> **What you have to do**: Locate the line with "What's the underlying" in the material. Copy that line and each one after it, through the last, exactly and with nothing else.

— BEGIN Dataset entries —

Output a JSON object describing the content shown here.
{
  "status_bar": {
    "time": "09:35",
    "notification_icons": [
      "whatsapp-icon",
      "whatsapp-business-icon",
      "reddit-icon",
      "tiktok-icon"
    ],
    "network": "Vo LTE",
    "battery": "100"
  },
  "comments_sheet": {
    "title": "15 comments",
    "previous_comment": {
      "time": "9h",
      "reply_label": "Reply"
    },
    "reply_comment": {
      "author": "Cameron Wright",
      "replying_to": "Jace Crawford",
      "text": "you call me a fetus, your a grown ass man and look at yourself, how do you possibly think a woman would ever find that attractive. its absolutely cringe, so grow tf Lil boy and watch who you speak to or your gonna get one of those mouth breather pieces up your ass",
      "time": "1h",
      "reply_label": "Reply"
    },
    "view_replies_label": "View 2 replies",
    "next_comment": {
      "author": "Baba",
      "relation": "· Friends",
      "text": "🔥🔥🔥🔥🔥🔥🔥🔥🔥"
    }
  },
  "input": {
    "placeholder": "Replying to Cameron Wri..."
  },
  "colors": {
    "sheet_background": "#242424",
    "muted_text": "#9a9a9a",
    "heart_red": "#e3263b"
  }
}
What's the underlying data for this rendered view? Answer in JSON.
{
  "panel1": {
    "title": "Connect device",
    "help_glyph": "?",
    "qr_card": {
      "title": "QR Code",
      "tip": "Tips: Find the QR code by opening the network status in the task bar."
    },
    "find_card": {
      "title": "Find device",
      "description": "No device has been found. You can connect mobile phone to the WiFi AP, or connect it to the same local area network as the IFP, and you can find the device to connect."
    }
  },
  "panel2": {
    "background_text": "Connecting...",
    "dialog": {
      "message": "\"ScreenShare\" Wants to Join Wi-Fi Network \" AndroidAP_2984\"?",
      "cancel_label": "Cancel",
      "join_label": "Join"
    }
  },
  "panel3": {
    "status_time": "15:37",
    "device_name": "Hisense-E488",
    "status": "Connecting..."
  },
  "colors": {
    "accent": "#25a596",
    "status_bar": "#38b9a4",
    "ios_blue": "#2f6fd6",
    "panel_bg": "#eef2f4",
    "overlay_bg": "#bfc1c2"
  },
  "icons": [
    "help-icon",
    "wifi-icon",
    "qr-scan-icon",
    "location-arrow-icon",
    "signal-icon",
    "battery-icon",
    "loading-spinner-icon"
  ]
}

— END Dataset entries —

> **Result below**:
What's the underlying data for this rendered view? Answer in JSON.
{
  "panel1": {
    "title": "Connect device",
    "help_glyph": "?",
    "qr_card": {
      "title": "QR Code",
      "tip": "Tips: Find the QR code by opening the network status in the task bar."
    },
    "find_card": {
      "title": "Find device",
      "description": "No device has been found. You can connect mobile phone to the WiFi AP, or connect it to the same local area network as the IFP, and you can find the device to connect."
    }
  },
  "panel2": {
    "background_text": "Connecting...",
    "dialog": {
      "message": "\"ScreenShare\" Wants to Join Wi-Fi Network \" AndroidAP_2984\"?",
      "cancel_label": "Cancel",
      "join_label": "Join"
    }
  },
  "panel3": {
    "status_time": "15:37",
    "device_name": "Hisense-E488",
    "status": "Connecting..."
  },
  "colors": {
    "accent": "#25a596",
    "status_bar": "#38b9a4",
    "ios_blue": "#2f6fd6",
    "panel_bg": "#eef2f4",
    "overlay_bg": "#bfc1c2"
  },
  "icons": [
    "help-icon",
    "wifi-icon",
    "qr-scan-icon",
    "location-arrow-icon",
    "signal-icon",
    "battery-icon",
    "loading-spinner-icon"
  ]
}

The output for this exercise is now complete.